** WHAT YOU WILL DO **
Give a verbatim copy of the lines below, minus the pictures.

** RECORD LIST **

****************************************

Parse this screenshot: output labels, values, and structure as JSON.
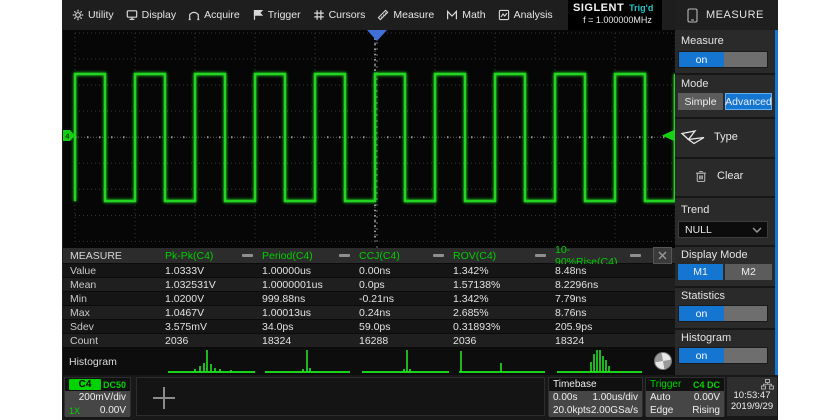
{
  "colors": {
    "accent_blue": "#1576d2",
    "trace_green": "#21d521",
    "status_cyan": "#1ec8c8",
    "measure_green": "#00cf00"
  },
  "menu": {
    "items": [
      {
        "label": "Utility",
        "icon": "gear-icon"
      },
      {
        "label": "Display",
        "icon": "display-icon"
      },
      {
        "label": "Acquire",
        "icon": "acquire-icon"
      },
      {
        "label": "Trigger",
        "icon": "flag-icon"
      },
      {
        "label": "Cursors",
        "icon": "cursors-icon"
      },
      {
        "label": "Measure",
        "icon": "measure-icon"
      },
      {
        "label": "Math",
        "icon": "math-icon"
      },
      {
        "label": "Analysis",
        "icon": "analysis-icon"
      }
    ]
  },
  "logo": {
    "brand": "SIGLENT",
    "trig_status": "Trig'd",
    "freq": "f = 1.000000MHz"
  },
  "panel": {
    "title": "MEASURE"
  },
  "sidebar": {
    "measure_label": "Measure",
    "on_label": "on",
    "mode_label": "Mode",
    "simple": "Simple",
    "advanced": "Advanced",
    "type_label": "Type",
    "clear_label": "Clear",
    "trend_label": "Trend",
    "trend_value": "NULL",
    "display_mode_label": "Display Mode",
    "m1": "M1",
    "m2": "M2",
    "statistics_label": "Statistics",
    "histogram_label": "Histogram"
  },
  "table": {
    "corner": "MEASURE",
    "row_labels": [
      "Value",
      "Mean",
      "Min",
      "Max",
      "Sdev",
      "Count"
    ],
    "columns": [
      {
        "name": "Pk-Pk(C4)",
        "values": [
          "1.0333V",
          "1.032531V",
          "1.0200V",
          "1.0467V",
          "3.575mV",
          "2036"
        ]
      },
      {
        "name": "Period(C4)",
        "values": [
          "1.00000us",
          "1.0000001us",
          "999.88ns",
          "1.00013us",
          "34.0ps",
          "18324"
        ]
      },
      {
        "name": "CCJ(C4)",
        "values": [
          "0.00ns",
          "0.0ps",
          "-0.21ns",
          "0.24ns",
          "59.0ps",
          "16288"
        ]
      },
      {
        "name": "ROV(C4)",
        "values": [
          "1.342%",
          "1.57138%",
          "1.342%",
          "2.685%",
          "0.31893%",
          "2036"
        ]
      },
      {
        "name": "10-90%Rise(C4)",
        "values": [
          "8.48ns",
          "8.2296ns",
          "7.79ns",
          "8.76ns",
          "205.9ps",
          "18324"
        ]
      }
    ]
  },
  "histogram_strip": {
    "label": "Histogram"
  },
  "channel": {
    "name": "C4",
    "coupling": "DC50",
    "scale": "200mV/div",
    "probe": "1X",
    "offset": "0.00V"
  },
  "timebase": {
    "label": "Timebase",
    "delay": "0.00s",
    "scale": "1.00us/div",
    "points": "20.0kpts",
    "rate": "2.00GSa/s"
  },
  "trigger": {
    "label": "Trigger",
    "source": "C4 DC",
    "mode": "Auto",
    "level": "0.00V",
    "type": "Edge",
    "slope": "Rising"
  },
  "clock": {
    "time": "10:53:47",
    "date": "2019/9/29"
  }
}
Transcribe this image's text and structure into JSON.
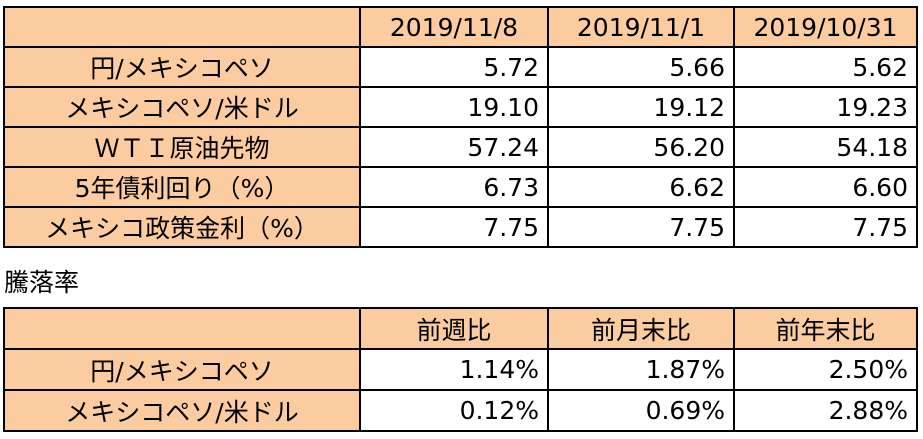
{
  "rates_table": {
    "columns": [
      "2019/11/8",
      "2019/11/1",
      "2019/10/31"
    ],
    "rows": [
      {
        "label": "円/メキシコペソ",
        "values": [
          "5.72",
          "5.66",
          "5.62"
        ]
      },
      {
        "label": "メキシコペソ/米ドル",
        "values": [
          "19.10",
          "19.12",
          "19.23"
        ]
      },
      {
        "label": "ＷＴＩ原油先物",
        "values": [
          "57.24",
          "56.20",
          "54.18"
        ]
      },
      {
        "label": "5年債利回り（%）",
        "values": [
          "6.73",
          "6.62",
          "6.60"
        ]
      },
      {
        "label": "メキシコ政策金利（%）",
        "values": [
          "7.75",
          "7.75",
          "7.75"
        ]
      }
    ]
  },
  "change_caption": "騰落率",
  "change_table": {
    "columns": [
      "前週比",
      "前月末比",
      "前年末比"
    ],
    "rows": [
      {
        "label": "円/メキシコペソ",
        "values": [
          "1.14%",
          "1.87%",
          "2.50%"
        ]
      },
      {
        "label": "メキシコペソ/米ドル",
        "values": [
          "0.12%",
          "0.69%",
          "2.88%"
        ]
      }
    ]
  },
  "colors": {
    "header_fill": "#fbcc9f",
    "border": "#000000"
  }
}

****************************************

** EXERCISE RESULT **
Parse this screenshot: output labels, values, and structure as JSON.
{
  "colors": {
    "accent_blue": "#1576d2",
    "trace_green": "#21d521",
    "status_cyan": "#1ec8c8",
    "measure_green": "#00cf00"
  },
  "menu": {
    "items": [
      {
        "label": "Utility",
        "icon": "gear-icon"
      },
      {
        "label": "Display",
        "icon": "display-icon"
      },
      {
        "label": "Acquire",
        "icon": "acquire-icon"
      },
      {
        "label": "Trigger",
        "icon": "flag-icon"
      },
      {
        "label": "Cursors",
        "icon": "cursors-icon"
      },
      {
        "label": "Measure",
        "icon": "measure-icon"
      },
      {
        "label": "Math",
        "icon": "math-icon"
      },
      {
        "label": "Analysis",
        "icon": "analysis-icon"
      }
    ]
  },
  "logo": {
    "brand": "SIGLENT",
    "trig_status": "Trig'd",
    "freq": "f = 1.000000MHz"
  },
  "panel": {
    "title": "MEASURE"
  },
  "sidebar": {
    "measure_label": "Measure",
    "on_label": "on",
    "mode_label": "Mode",
    "simple": "Simple",
    "advanced": "Advanced",
    "type_label": "Type",
    "clear_label": "Clear",
    "trend_label": "Trend",
    "trend_value": "NULL",
    "display_mode_label": "Display Mode",
    "m1": "M1",
    "m2": "M2",
    "statistics_label": "Statistics",
    "histogram_label": "Histogram"
  },
  "table": {
    "corner": "MEASURE",
    "row_labels": [
      "Value",
      "Mean",
      "Min",
      "Max",
      "Sdev",
      "Count"
    ],
    "columns": [
      {
        "name": "Pk-Pk(C4)",
        "values": [
          "1.0333V",
          "1.032531V",
          "1.0200V",
          "1.0467V",
          "3.575mV",
          "2036"
        ]
      },
      {
        "name": "Period(C4)",
        "values": [
          "1.00000us",
          "1.0000001us",
          "999.88ns",
          "1.00013us",
          "34.0ps",
          "18324"
        ]
      },
      {
        "name": "CCJ(C4)",
        "values": [
          "0.00ns",
          "0.0ps",
          "-0.21ns",
          "0.24ns",
          "59.0ps",
          "16288"
        ]
      },
      {
        "name": "ROV(C4)",
        "values": [
          "1.342%",
          "1.57138%",
          "1.342%",
          "2.685%",
          "0.31893%",
          "2036"
        ]
      },
      {
        "name": "10-90%Rise(C4)",
        "values": [
          "8.48ns",
          "8.2296ns",
          "7.79ns",
          "8.76ns",
          "205.9ps",
          "18324"
        ]
      }
    ]
  },
  "histogram_strip": {
    "label": "Histogram"
  },
  "channel": {
    "name": "C4",
    "coupling": "DC50",
    "scale": "200mV/div",
    "probe": "1X",
    "offset": "0.00V"
  },
  "timebase": {
    "label": "Timebase",
    "delay": "0.00s",
    "scale": "1.00us/div",
    "points": "20.0kpts",
    "rate": "2.00GSa/s"
  },
  "trigger": {
    "label": "Trigger",
    "source": "C4 DC",
    "mode": "Auto",
    "level": "0.00V",
    "type": "Edge",
    "slope": "Rising"
  },
  "clock": {
    "time": "10:53:47",
    "date": "2019/9/29"
  }
}
Transcribe this image's text and structure into JSON.
{
  "rates_table": {
    "columns": [
      "2019/11/8",
      "2019/11/1",
      "2019/10/31"
    ],
    "rows": [
      {
        "label": "円/メキシコペソ",
        "values": [
          "5.72",
          "5.66",
          "5.62"
        ]
      },
      {
        "label": "メキシコペソ/米ドル",
        "values": [
          "19.10",
          "19.12",
          "19.23"
        ]
      },
      {
        "label": "ＷＴＩ原油先物",
        "values": [
          "57.24",
          "56.20",
          "54.18"
        ]
      },
      {
        "label": "5年債利回り（%）",
        "values": [
          "6.73",
          "6.62",
          "6.60"
        ]
      },
      {
        "label": "メキシコ政策金利（%）",
        "values": [
          "7.75",
          "7.75",
          "7.75"
        ]
      }
    ]
  },
  "change_caption": "騰落率",
  "change_table": {
    "columns": [
      "前週比",
      "前月末比",
      "前年末比"
    ],
    "rows": [
      {
        "label": "円/メキシコペソ",
        "values": [
          "1.14%",
          "1.87%",
          "2.50%"
        ]
      },
      {
        "label": "メキシコペソ/米ドル",
        "values": [
          "0.12%",
          "0.69%",
          "2.88%"
        ]
      }
    ]
  },
  "colors": {
    "header_fill": "#fbcc9f",
    "border": "#000000"
  }
}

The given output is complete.